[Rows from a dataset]
---+---
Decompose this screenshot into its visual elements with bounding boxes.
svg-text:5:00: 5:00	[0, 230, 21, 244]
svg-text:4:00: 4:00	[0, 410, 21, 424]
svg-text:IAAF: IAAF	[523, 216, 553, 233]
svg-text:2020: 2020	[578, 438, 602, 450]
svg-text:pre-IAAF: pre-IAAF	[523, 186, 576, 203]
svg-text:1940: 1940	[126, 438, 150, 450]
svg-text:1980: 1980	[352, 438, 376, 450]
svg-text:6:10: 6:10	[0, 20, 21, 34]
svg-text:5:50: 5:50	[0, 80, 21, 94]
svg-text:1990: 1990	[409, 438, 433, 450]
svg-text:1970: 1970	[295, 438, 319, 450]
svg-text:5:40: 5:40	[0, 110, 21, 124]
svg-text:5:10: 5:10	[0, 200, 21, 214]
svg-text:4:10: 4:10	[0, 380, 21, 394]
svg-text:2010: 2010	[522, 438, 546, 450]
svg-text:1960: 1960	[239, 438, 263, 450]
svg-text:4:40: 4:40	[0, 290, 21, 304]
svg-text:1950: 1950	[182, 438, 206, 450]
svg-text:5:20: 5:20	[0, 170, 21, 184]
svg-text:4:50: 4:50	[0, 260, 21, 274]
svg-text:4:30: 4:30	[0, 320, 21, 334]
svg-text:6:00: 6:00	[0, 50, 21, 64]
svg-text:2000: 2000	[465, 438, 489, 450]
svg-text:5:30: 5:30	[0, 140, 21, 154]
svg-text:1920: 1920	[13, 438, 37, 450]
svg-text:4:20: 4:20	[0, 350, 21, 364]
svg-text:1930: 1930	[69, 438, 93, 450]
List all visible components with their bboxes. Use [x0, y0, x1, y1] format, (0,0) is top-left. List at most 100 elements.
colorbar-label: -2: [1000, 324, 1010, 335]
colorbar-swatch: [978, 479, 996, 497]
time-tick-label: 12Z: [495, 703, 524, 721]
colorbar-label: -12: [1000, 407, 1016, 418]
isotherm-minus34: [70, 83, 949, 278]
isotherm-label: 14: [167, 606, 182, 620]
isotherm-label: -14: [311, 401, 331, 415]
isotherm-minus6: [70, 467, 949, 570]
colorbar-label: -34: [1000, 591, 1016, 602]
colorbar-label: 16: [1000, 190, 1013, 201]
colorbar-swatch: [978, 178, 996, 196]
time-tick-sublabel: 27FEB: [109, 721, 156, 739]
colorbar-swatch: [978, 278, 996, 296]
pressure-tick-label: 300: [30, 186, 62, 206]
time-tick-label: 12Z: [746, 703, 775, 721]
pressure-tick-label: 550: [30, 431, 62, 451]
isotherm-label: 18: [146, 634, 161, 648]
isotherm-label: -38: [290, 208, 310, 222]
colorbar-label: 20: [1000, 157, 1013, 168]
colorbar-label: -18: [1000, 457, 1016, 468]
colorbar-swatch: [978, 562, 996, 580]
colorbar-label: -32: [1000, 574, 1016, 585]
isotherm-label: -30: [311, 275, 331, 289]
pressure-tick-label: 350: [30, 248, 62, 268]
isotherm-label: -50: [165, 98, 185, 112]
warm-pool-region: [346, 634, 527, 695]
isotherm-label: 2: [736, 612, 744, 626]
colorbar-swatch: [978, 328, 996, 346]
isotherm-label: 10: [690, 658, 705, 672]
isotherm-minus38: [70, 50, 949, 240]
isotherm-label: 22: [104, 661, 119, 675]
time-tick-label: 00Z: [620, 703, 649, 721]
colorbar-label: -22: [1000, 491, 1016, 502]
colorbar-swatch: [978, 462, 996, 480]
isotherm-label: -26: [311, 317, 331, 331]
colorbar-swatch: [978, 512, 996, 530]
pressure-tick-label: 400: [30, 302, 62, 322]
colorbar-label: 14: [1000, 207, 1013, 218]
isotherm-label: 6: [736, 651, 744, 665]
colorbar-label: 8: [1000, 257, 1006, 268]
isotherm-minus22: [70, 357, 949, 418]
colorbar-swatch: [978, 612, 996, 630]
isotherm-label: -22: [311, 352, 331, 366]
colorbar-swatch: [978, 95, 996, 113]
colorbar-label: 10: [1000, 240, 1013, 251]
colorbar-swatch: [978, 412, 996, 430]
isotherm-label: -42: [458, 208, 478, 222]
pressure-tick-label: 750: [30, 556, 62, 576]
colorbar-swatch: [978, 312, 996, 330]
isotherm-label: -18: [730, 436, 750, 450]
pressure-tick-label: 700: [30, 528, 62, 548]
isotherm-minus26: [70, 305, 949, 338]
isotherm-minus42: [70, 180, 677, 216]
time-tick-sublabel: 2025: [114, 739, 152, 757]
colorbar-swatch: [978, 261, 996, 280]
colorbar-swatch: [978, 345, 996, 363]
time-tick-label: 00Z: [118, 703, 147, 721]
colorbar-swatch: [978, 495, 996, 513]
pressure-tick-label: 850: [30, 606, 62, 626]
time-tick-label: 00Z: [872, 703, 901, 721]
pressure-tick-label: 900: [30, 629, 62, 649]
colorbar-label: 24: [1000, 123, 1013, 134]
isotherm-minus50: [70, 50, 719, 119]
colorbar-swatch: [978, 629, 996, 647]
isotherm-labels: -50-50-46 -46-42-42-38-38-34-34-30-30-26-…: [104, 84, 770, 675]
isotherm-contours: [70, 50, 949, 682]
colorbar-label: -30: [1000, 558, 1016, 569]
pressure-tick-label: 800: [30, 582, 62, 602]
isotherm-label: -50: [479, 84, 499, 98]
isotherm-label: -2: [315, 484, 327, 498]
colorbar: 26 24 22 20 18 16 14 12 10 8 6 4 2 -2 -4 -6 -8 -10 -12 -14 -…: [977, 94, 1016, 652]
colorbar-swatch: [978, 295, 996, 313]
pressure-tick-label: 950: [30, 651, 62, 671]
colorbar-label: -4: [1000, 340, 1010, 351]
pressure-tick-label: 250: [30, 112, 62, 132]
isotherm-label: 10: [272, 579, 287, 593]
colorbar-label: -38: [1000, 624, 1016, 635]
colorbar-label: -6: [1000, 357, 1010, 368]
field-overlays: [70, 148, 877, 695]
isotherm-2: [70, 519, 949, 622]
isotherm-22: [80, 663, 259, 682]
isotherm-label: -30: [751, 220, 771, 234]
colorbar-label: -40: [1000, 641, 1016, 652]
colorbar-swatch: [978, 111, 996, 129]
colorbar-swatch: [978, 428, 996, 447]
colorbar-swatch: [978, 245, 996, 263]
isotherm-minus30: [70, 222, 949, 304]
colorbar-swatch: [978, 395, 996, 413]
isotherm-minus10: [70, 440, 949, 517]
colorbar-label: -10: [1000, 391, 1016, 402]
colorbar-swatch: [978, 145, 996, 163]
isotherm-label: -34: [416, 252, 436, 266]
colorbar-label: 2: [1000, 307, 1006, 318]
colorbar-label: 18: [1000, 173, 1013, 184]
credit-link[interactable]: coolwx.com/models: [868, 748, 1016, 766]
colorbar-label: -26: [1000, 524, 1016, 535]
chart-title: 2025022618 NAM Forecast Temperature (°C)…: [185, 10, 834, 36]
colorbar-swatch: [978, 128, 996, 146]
---+---
WHAT YOU HAVE TO DO:
Copy every one of the rows above word for word, leaving each line unchanged.

RESPONSE:
Decompose this screenshot into its visual elements with bounding boxes.
svg-text:5:00: 5:00	[0, 230, 21, 244]
svg-text:4:00: 4:00	[0, 410, 21, 424]
svg-text:IAAF: IAAF	[523, 216, 553, 233]
svg-text:2020: 2020	[578, 438, 602, 450]
svg-text:pre-IAAF: pre-IAAF	[523, 186, 576, 203]
svg-text:1940: 1940	[126, 438, 150, 450]
svg-text:1980: 1980	[352, 438, 376, 450]
svg-text:6:10: 6:10	[0, 20, 21, 34]
svg-text:5:50: 5:50	[0, 80, 21, 94]
svg-text:1990: 1990	[409, 438, 433, 450]
svg-text:1970: 1970	[295, 438, 319, 450]
svg-text:5:40: 5:40	[0, 110, 21, 124]
svg-text:5:10: 5:10	[0, 200, 21, 214]
svg-text:4:10: 4:10	[0, 380, 21, 394]
svg-text:2010: 2010	[522, 438, 546, 450]
svg-text:1960: 1960	[239, 438, 263, 450]
svg-text:4:40: 4:40	[0, 290, 21, 304]
svg-text:1950: 1950	[182, 438, 206, 450]
svg-text:5:20: 5:20	[0, 170, 21, 184]
svg-text:4:50: 4:50	[0, 260, 21, 274]
svg-text:4:30: 4:30	[0, 320, 21, 334]
svg-text:6:00: 6:00	[0, 50, 21, 64]
svg-text:2000: 2000	[465, 438, 489, 450]
svg-text:5:30: 5:30	[0, 140, 21, 154]
svg-text:1920: 1920	[13, 438, 37, 450]
svg-text:4:20: 4:20	[0, 350, 21, 364]
svg-text:1930: 1930	[69, 438, 93, 450]
List all visible components with their bboxes. Use [x0, y0, x1, y1] format, (0,0) is top-left. List at most 100 elements.
colorbar-label: -2: [1000, 324, 1010, 335]
colorbar-swatch: [978, 479, 996, 497]
time-tick-label: 12Z: [495, 703, 524, 721]
colorbar-label: -12: [1000, 407, 1016, 418]
isotherm-minus34: [70, 83, 949, 278]
isotherm-label: 14: [167, 606, 182, 620]
isotherm-label: -14: [311, 401, 331, 415]
isotherm-minus6: [70, 467, 949, 570]
colorbar-label: -34: [1000, 591, 1016, 602]
colorbar-label: 16: [1000, 190, 1013, 201]
colorbar-swatch: [978, 178, 996, 196]
time-tick-sublabel: 27FEB: [109, 721, 156, 739]
colorbar-swatch: [978, 278, 996, 296]
pressure-tick-label: 300: [30, 186, 62, 206]
time-tick-label: 12Z: [746, 703, 775, 721]
pressure-tick-label: 550: [30, 431, 62, 451]
isotherm-label: 18: [146, 634, 161, 648]
isotherm-label: -38: [290, 208, 310, 222]
colorbar-label: 20: [1000, 157, 1013, 168]
colorbar-label: -18: [1000, 457, 1016, 468]
colorbar-swatch: [978, 562, 996, 580]
colorbar-label: -32: [1000, 574, 1016, 585]
isotherm-label: -30: [311, 275, 331, 289]
pressure-tick-label: 350: [30, 248, 62, 268]
isotherm-label: -50: [165, 98, 185, 112]
warm-pool-region: [346, 634, 527, 695]
isotherm-label: 2: [736, 612, 744, 626]
colorbar-swatch: [978, 328, 996, 346]
isotherm-label: 10: [690, 658, 705, 672]
isotherm-minus38: [70, 50, 949, 240]
isotherm-label: 22: [104, 661, 119, 675]
time-tick-label: 00Z: [620, 703, 649, 721]
colorbar-label: -22: [1000, 491, 1016, 502]
colorbar-swatch: [978, 462, 996, 480]
isotherm-label: -26: [311, 317, 331, 331]
colorbar-swatch: [978, 512, 996, 530]
pressure-tick-label: 400: [30, 302, 62, 322]
colorbar-label: 14: [1000, 207, 1013, 218]
isotherm-label: 6: [736, 651, 744, 665]
colorbar-label: 8: [1000, 257, 1006, 268]
isotherm-minus22: [70, 357, 949, 418]
colorbar-swatch: [978, 612, 996, 630]
isotherm-label: -22: [311, 352, 331, 366]
colorbar-swatch: [978, 95, 996, 113]
colorbar-label: 10: [1000, 240, 1013, 251]
colorbar-swatch: [978, 412, 996, 430]
isotherm-label: -42: [458, 208, 478, 222]
pressure-tick-label: 750: [30, 556, 62, 576]
colorbar-swatch: [978, 312, 996, 330]
isotherm-label: -18: [730, 436, 750, 450]
pressure-tick-label: 700: [30, 528, 62, 548]
isotherm-minus26: [70, 305, 949, 338]
isotherm-minus42: [70, 180, 677, 216]
time-tick-sublabel: 2025: [114, 739, 152, 757]
colorbar-swatch: [978, 261, 996, 280]
colorbar-swatch: [978, 345, 996, 363]
time-tick-label: 00Z: [118, 703, 147, 721]
colorbar-swatch: [978, 495, 996, 513]
pressure-tick-label: 850: [30, 606, 62, 626]
time-tick-label: 00Z: [872, 703, 901, 721]
pressure-tick-label: 900: [30, 629, 62, 649]
colorbar-label: 24: [1000, 123, 1013, 134]
isotherm-minus50: [70, 50, 719, 119]
colorbar-swatch: [978, 629, 996, 647]
isotherm-labels: -50-50-46 -46-42-42-38-38-34-34-30-30-26-…: [104, 84, 770, 675]
isotherm-contours: [70, 50, 949, 682]
colorbar-label: -30: [1000, 558, 1016, 569]
pressure-tick-label: 800: [30, 582, 62, 602]
isotherm-label: -50: [479, 84, 499, 98]
isotherm-label: -2: [315, 484, 327, 498]
colorbar: 26 24 22 20 18 16 14 12 10 8 6 4 2 -2 -4 -6 -8 -10 -12 -14 -…: [977, 94, 1016, 652]
colorbar-swatch: [978, 295, 996, 313]
pressure-tick-label: 950: [30, 651, 62, 671]
colorbar-label: -4: [1000, 340, 1010, 351]
pressure-tick-label: 250: [30, 112, 62, 132]
isotherm-label: 10: [272, 579, 287, 593]
colorbar-label: -38: [1000, 624, 1016, 635]
colorbar-label: -6: [1000, 357, 1010, 368]
field-overlays: [70, 148, 877, 695]
isotherm-2: [70, 519, 949, 622]
isotherm-22: [80, 663, 259, 682]
isotherm-label: -30: [751, 220, 771, 234]
colorbar-label: -40: [1000, 641, 1016, 652]
colorbar-swatch: [978, 111, 996, 129]
colorbar-swatch: [978, 428, 996, 447]
colorbar-swatch: [978, 245, 996, 263]
isotherm-minus30: [70, 222, 949, 304]
colorbar-swatch: [978, 395, 996, 413]
isotherm-minus10: [70, 440, 949, 517]
colorbar-label: -10: [1000, 391, 1016, 402]
colorbar-swatch: [978, 145, 996, 163]
isotherm-label: -34: [416, 252, 436, 266]
colorbar-label: 2: [1000, 307, 1006, 318]
colorbar-label: 18: [1000, 173, 1013, 184]
credit-link[interactable]: coolwx.com/models: [868, 748, 1016, 766]
colorbar-label: -26: [1000, 524, 1016, 535]
chart-title: 2025022618 NAM Forecast Temperature (°C)…: [185, 10, 834, 36]
colorbar-swatch: [978, 128, 996, 146]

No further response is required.